→ TEXTO DA PÁGINA:
----

Softwares e aplicativos de Inteligência Artificial, que envolvem técnicas como big data e machine learning, não são perfeitos porque, justamente, foram programados por seres humanos. Há uma diferença, que pode até parecer sutil à primeira vista, entre ser inteligente e ser sábio, o que as máquinas, ao menos por enquanto, ainda não são. Em um mundo algorítmico, a IA responsável, pautada pela ética, deve ser o modelo de governança. Ao que tudo indica, entretanto, como demonstrou o estudo da FICO, é que tanto executivos como programadores não sabem como se guiar nesse sentido.
É aqui que entra a importância dos marcos regulatórios, que jogam luz sobre um tema, procuram prevenir conflitos e, caso estes ocorram, demonstram como os problemas devem ser solucionados.

----

→ DADOS DO EXERCÍCIO:
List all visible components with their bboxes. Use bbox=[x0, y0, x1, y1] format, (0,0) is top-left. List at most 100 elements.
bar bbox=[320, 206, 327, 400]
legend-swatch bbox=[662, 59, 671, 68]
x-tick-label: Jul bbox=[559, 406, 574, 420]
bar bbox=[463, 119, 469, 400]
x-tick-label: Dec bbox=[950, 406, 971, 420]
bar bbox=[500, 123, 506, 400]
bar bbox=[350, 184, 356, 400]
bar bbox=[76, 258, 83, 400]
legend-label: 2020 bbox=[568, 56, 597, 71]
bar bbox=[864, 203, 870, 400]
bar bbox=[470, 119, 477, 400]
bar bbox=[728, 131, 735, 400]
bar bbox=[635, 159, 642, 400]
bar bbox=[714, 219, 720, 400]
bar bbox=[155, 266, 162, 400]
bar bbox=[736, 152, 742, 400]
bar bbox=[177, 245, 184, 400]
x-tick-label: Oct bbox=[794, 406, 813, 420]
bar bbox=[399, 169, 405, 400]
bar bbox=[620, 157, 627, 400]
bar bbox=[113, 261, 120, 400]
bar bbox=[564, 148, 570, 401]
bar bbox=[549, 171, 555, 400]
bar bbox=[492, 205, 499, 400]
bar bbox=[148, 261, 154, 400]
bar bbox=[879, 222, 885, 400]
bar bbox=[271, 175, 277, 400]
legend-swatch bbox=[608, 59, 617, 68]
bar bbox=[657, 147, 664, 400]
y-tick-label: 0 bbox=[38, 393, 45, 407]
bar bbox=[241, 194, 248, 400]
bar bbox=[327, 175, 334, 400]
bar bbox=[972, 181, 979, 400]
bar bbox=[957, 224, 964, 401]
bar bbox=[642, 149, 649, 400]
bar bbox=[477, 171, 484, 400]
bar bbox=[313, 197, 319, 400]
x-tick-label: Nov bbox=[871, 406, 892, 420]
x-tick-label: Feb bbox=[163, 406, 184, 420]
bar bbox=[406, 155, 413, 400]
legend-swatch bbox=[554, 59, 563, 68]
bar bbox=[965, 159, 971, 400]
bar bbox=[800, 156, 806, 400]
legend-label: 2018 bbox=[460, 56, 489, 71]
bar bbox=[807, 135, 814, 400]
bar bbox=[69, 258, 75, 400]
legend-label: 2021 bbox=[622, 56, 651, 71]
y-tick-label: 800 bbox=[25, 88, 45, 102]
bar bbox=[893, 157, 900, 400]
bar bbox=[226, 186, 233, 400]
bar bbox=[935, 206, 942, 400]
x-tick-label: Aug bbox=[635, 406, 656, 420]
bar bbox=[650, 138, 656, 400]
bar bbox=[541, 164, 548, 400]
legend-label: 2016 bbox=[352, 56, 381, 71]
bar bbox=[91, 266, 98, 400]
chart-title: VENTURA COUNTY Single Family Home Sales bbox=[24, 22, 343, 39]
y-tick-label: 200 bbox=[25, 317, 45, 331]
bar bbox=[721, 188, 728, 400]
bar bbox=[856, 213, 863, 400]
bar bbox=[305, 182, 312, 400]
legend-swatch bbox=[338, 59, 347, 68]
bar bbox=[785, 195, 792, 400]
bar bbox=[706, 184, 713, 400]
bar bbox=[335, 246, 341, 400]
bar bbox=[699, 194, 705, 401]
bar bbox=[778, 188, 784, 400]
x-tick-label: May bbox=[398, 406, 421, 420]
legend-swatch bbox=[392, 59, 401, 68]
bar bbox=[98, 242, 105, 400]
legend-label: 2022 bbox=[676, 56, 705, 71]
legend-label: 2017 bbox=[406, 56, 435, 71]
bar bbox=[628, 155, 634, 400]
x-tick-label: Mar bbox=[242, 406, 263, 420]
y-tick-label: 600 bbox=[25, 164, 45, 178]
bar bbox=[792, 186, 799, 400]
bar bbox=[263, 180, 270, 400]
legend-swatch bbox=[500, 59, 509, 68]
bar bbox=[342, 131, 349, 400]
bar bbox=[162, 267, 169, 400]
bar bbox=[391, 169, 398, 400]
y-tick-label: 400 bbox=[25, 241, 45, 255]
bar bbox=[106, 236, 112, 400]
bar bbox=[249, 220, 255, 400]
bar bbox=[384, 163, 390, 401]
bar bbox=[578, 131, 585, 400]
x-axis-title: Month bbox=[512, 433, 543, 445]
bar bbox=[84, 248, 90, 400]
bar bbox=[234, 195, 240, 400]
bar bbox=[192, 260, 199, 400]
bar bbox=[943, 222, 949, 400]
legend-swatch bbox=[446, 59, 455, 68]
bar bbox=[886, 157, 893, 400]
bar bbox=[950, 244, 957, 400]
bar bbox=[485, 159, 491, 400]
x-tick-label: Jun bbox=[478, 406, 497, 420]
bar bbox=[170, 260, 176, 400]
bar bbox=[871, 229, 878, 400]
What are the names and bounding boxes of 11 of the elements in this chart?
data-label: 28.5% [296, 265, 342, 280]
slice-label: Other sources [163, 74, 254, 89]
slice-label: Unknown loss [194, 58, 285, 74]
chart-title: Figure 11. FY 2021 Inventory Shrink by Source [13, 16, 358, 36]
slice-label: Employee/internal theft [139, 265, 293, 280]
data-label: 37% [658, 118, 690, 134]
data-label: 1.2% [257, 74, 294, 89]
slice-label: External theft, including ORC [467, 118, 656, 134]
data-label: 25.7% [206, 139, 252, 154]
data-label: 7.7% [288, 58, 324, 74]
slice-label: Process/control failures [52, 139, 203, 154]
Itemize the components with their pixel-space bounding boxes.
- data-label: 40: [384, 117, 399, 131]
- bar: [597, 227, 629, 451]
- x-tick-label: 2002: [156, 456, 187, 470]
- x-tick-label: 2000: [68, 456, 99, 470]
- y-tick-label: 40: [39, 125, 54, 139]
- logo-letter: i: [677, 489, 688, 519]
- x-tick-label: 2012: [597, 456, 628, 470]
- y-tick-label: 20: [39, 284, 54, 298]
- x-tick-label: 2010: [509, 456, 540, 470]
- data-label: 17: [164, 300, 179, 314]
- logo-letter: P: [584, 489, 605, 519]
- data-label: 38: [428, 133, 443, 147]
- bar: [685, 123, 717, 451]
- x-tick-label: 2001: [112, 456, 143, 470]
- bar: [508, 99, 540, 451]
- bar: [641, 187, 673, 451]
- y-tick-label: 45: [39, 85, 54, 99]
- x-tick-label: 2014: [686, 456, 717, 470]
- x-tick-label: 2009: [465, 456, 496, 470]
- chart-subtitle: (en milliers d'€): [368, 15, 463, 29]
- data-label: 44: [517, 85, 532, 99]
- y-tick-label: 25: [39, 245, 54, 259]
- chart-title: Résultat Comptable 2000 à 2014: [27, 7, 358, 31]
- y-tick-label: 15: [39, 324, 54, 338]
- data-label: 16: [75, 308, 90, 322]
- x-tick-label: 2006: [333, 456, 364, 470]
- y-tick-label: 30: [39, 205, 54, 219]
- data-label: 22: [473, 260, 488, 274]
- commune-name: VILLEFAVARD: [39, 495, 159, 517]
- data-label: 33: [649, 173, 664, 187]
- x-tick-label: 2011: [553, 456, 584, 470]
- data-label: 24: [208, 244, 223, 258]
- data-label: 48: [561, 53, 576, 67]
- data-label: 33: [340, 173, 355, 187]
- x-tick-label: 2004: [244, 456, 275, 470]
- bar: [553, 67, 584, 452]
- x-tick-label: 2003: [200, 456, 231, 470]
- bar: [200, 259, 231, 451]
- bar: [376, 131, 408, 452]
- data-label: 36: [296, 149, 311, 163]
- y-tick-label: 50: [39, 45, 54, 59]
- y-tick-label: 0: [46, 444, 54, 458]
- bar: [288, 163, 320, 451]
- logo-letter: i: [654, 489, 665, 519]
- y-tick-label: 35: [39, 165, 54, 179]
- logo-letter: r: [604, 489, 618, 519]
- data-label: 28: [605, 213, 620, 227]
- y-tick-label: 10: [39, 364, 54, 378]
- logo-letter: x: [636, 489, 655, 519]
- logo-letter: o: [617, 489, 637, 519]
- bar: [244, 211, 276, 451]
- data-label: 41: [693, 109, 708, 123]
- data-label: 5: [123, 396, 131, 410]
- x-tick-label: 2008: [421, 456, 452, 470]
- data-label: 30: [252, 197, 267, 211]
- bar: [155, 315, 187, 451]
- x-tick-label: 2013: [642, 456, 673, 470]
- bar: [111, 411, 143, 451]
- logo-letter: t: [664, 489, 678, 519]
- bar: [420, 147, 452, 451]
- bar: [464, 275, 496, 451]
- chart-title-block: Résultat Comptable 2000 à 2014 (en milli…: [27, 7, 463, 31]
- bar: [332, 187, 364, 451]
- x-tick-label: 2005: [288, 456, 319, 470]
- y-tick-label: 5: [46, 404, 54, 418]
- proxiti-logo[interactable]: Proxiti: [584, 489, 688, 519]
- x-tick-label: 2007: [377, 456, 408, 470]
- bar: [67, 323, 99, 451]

----

Copie na íntegra o texto sobre inteligência artificial e marcos regulatórios, sem alterar nenhuma palavra.

→ SUA SOLUÇÃO:
Softwares e aplicativos de Inteligência Artificial, que envolvem técnicas como big data e machine learning, não são perfeitos porque, justamente, foram programados por seres humanos. Há uma diferença, que pode até parecer sutil à primeira vista, entre ser inteligente e ser sábio, o que as máquinas, ao menos por enquanto, ainda não são. Em um mundo algorítmico, a IA responsável, pautada pela ética, deve ser o modelo de governança. Ao que tudo indica, entretanto, como demonstrou o estudo da FICO, é que tanto executivos como programadores não sabem como se guiar nesse sentido.
É aqui que entra a importância dos marcos regulatórios, que jogam luz sobre um tema, procuram prevenir conflitos e, caso estes ocorram, demonstram como os problemas devem ser solucionados.